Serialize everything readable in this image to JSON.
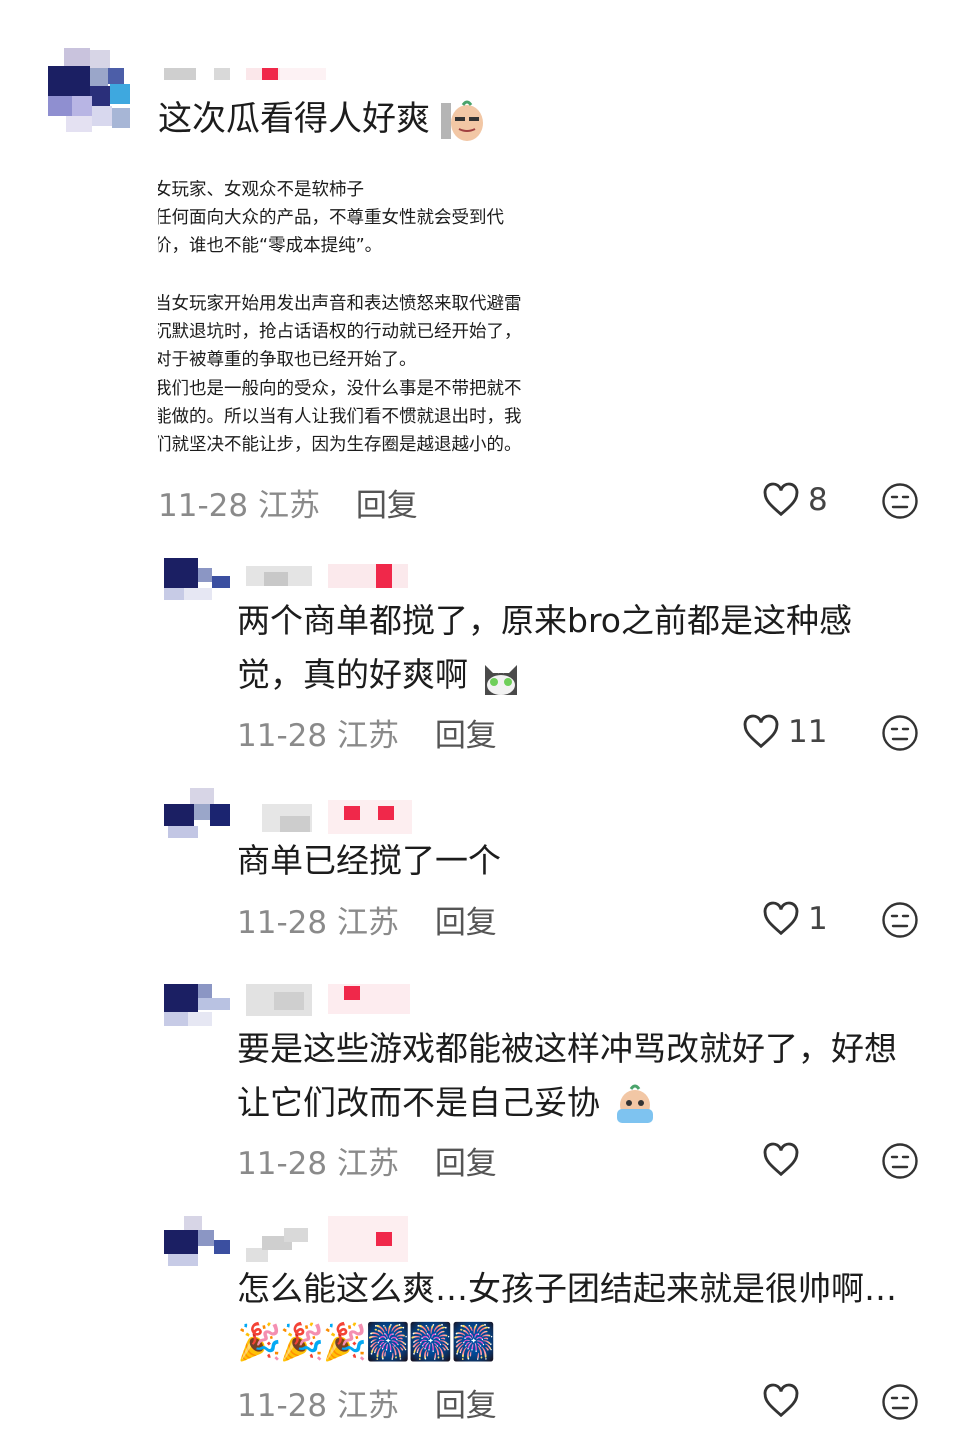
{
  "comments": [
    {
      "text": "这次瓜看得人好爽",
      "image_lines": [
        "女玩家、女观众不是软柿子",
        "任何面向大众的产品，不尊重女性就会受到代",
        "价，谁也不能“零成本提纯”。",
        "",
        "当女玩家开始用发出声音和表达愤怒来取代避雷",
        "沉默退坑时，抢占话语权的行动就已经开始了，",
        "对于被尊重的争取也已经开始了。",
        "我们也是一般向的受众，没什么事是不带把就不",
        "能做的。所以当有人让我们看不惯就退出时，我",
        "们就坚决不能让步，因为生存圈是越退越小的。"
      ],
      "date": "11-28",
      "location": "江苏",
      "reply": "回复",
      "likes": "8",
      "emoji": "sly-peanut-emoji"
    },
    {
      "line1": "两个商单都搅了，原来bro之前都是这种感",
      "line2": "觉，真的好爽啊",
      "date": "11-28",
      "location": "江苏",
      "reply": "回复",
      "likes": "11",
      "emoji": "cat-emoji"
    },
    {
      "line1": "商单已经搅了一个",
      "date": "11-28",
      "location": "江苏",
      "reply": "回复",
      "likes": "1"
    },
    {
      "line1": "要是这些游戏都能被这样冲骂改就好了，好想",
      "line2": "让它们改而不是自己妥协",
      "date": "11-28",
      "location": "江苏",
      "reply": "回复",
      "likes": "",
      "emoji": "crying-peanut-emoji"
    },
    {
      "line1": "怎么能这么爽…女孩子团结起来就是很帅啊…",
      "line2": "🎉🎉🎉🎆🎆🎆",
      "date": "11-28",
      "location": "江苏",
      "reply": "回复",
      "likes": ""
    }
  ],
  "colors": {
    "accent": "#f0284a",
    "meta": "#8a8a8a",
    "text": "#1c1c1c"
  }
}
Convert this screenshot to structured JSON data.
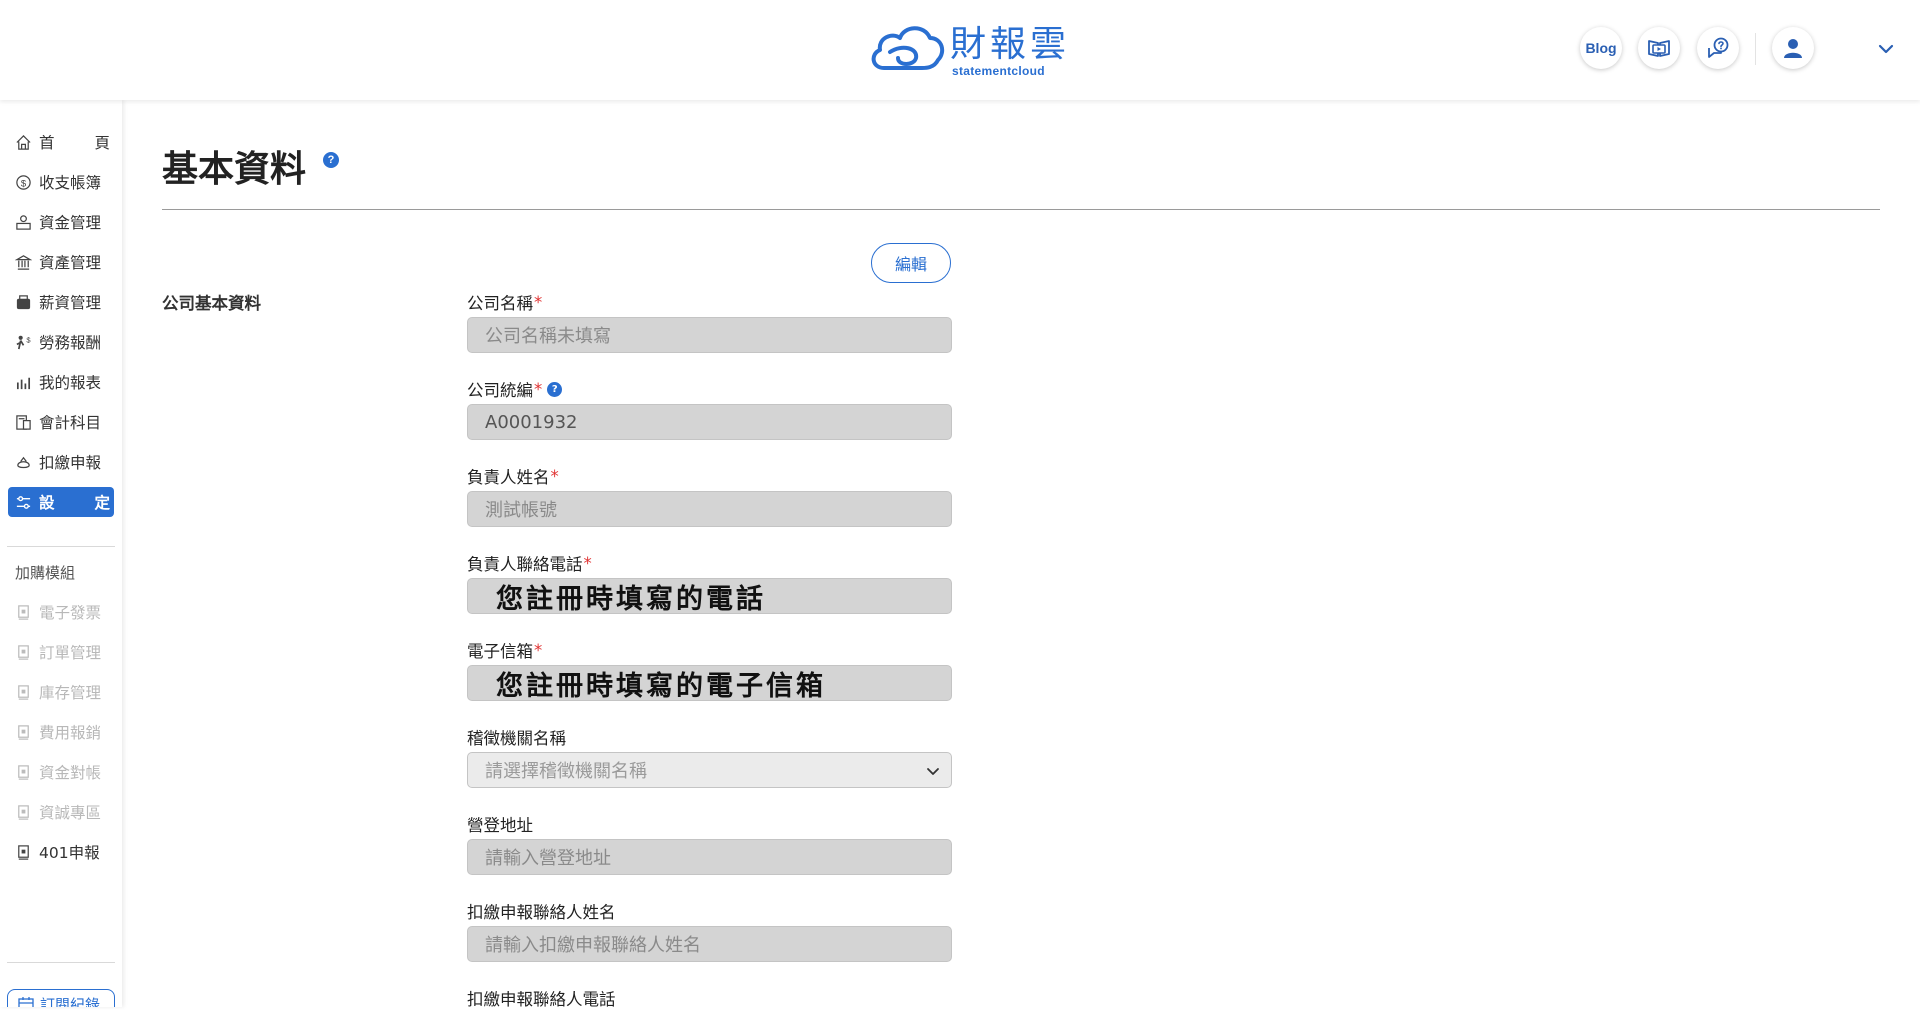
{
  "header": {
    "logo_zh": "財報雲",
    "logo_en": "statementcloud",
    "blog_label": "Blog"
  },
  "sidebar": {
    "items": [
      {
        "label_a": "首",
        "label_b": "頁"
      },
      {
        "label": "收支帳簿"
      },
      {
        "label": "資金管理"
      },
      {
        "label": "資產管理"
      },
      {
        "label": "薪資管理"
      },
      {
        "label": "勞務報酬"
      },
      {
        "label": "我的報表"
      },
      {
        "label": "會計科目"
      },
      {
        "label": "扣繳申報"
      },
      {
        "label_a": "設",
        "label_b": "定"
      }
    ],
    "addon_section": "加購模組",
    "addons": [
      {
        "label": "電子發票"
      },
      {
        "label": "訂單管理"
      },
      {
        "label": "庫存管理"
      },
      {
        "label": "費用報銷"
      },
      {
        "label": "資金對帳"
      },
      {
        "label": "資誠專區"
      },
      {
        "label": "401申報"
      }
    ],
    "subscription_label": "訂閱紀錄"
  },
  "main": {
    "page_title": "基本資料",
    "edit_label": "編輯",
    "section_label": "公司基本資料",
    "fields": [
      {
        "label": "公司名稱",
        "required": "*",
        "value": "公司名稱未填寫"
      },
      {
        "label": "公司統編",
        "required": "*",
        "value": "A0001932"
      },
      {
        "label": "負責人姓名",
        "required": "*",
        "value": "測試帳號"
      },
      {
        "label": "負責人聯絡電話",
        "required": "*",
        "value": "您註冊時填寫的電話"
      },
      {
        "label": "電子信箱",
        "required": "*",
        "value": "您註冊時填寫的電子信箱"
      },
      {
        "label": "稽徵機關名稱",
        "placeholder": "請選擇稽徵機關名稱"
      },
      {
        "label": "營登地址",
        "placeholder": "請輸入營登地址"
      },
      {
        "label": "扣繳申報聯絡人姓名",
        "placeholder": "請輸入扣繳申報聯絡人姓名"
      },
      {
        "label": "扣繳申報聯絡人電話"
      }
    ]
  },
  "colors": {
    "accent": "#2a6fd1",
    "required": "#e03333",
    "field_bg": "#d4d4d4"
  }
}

> Problem to work on: Reproduce all entries exactly. Pictures do not belong in the copy.

> Solution below:
Serialize everything readable in this image to JSON.
{
  "comments": [
    {
      "text": "这次瓜看得人好爽",
      "image_lines": [
        "女玩家、女观众不是软柿子",
        "任何面向大众的产品，不尊重女性就会受到代",
        "价，谁也不能“零成本提纯”。",
        "",
        "当女玩家开始用发出声音和表达愤怒来取代避雷",
        "沉默退坑时，抢占话语权的行动就已经开始了，",
        "对于被尊重的争取也已经开始了。",
        "我们也是一般向的受众，没什么事是不带把就不",
        "能做的。所以当有人让我们看不惯就退出时，我",
        "们就坚决不能让步，因为生存圈是越退越小的。"
      ],
      "date": "11-28",
      "location": "江苏",
      "reply": "回复",
      "likes": "8",
      "emoji": "sly-peanut-emoji"
    },
    {
      "line1": "两个商单都搅了，原来bro之前都是这种感",
      "line2": "觉，真的好爽啊",
      "date": "11-28",
      "location": "江苏",
      "reply": "回复",
      "likes": "11",
      "emoji": "cat-emoji"
    },
    {
      "line1": "商单已经搅了一个",
      "date": "11-28",
      "location": "江苏",
      "reply": "回复",
      "likes": "1"
    },
    {
      "line1": "要是这些游戏都能被这样冲骂改就好了，好想",
      "line2": "让它们改而不是自己妥协",
      "date": "11-28",
      "location": "江苏",
      "reply": "回复",
      "likes": "",
      "emoji": "crying-peanut-emoji"
    },
    {
      "line1": "怎么能这么爽…女孩子团结起来就是很帅啊…",
      "line2": "🎉🎉🎉🎆🎆🎆",
      "date": "11-28",
      "location": "江苏",
      "reply": "回复",
      "likes": ""
    }
  ],
  "colors": {
    "accent": "#f0284a",
    "meta": "#8a8a8a",
    "text": "#1c1c1c"
  }
}
Convert this screenshot to structured JSON data.
{
  "header": {
    "logo_zh": "財報雲",
    "logo_en": "statementcloud",
    "blog_label": "Blog"
  },
  "sidebar": {
    "items": [
      {
        "label_a": "首",
        "label_b": "頁"
      },
      {
        "label": "收支帳簿"
      },
      {
        "label": "資金管理"
      },
      {
        "label": "資產管理"
      },
      {
        "label": "薪資管理"
      },
      {
        "label": "勞務報酬"
      },
      {
        "label": "我的報表"
      },
      {
        "label": "會計科目"
      },
      {
        "label": "扣繳申報"
      },
      {
        "label_a": "設",
        "label_b": "定"
      }
    ],
    "addon_section": "加購模組",
    "addons": [
      {
        "label": "電子發票"
      },
      {
        "label": "訂單管理"
      },
      {
        "label": "庫存管理"
      },
      {
        "label": "費用報銷"
      },
      {
        "label": "資金對帳"
      },
      {
        "label": "資誠專區"
      },
      {
        "label": "401申報"
      }
    ],
    "subscription_label": "訂閱紀錄"
  },
  "main": {
    "page_title": "基本資料",
    "edit_label": "編輯",
    "section_label": "公司基本資料",
    "fields": [
      {
        "label": "公司名稱",
        "required": "*",
        "value": "公司名稱未填寫"
      },
      {
        "label": "公司統編",
        "required": "*",
        "value": "A0001932"
      },
      {
        "label": "負責人姓名",
        "required": "*",
        "value": "測試帳號"
      },
      {
        "label": "負責人聯絡電話",
        "required": "*",
        "value": "您註冊時填寫的電話"
      },
      {
        "label": "電子信箱",
        "required": "*",
        "value": "您註冊時填寫的電子信箱"
      },
      {
        "label": "稽徵機關名稱",
        "placeholder": "請選擇稽徵機關名稱"
      },
      {
        "label": "營登地址",
        "placeholder": "請輸入營登地址"
      },
      {
        "label": "扣繳申報聯絡人姓名",
        "placeholder": "請輸入扣繳申報聯絡人姓名"
      },
      {
        "label": "扣繳申報聯絡人電話"
      }
    ]
  },
  "colors": {
    "accent": "#2a6fd1",
    "required": "#e03333",
    "field_bg": "#d4d4d4"
  }
}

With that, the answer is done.